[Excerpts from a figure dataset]
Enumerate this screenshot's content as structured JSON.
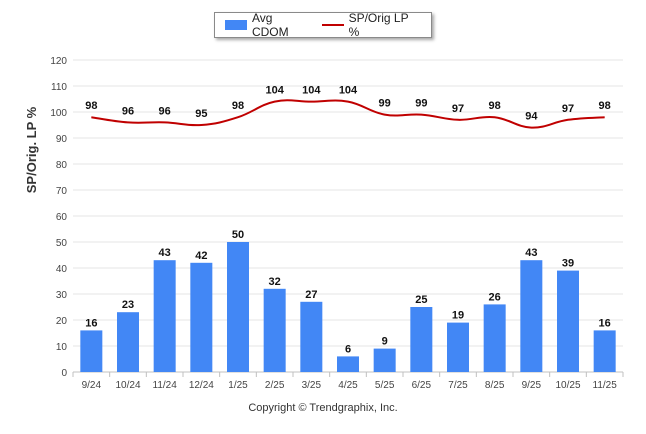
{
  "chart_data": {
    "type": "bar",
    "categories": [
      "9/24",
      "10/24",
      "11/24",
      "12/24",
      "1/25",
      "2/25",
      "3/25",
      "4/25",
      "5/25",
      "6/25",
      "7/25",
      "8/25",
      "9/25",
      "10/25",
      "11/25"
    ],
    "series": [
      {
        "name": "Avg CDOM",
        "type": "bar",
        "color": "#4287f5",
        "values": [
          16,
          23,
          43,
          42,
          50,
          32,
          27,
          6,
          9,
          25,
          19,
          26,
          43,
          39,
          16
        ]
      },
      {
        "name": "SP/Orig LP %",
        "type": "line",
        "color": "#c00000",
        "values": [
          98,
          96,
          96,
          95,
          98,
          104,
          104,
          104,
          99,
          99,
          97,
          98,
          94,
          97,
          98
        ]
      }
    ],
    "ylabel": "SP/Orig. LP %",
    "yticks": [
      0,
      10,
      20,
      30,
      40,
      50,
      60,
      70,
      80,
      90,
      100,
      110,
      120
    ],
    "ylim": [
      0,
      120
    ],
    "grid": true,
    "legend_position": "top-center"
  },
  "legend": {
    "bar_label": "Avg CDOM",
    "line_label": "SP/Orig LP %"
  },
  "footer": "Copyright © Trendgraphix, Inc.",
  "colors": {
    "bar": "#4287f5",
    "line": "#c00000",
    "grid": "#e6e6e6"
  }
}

## Required task
Copy each line of the listing in which the word "Orig" can be found.

## Response below
        "name": "SP/Orig LP %",
    "ylabel": "SP/Orig. LP %",
    "line_label": "SP/Orig LP %"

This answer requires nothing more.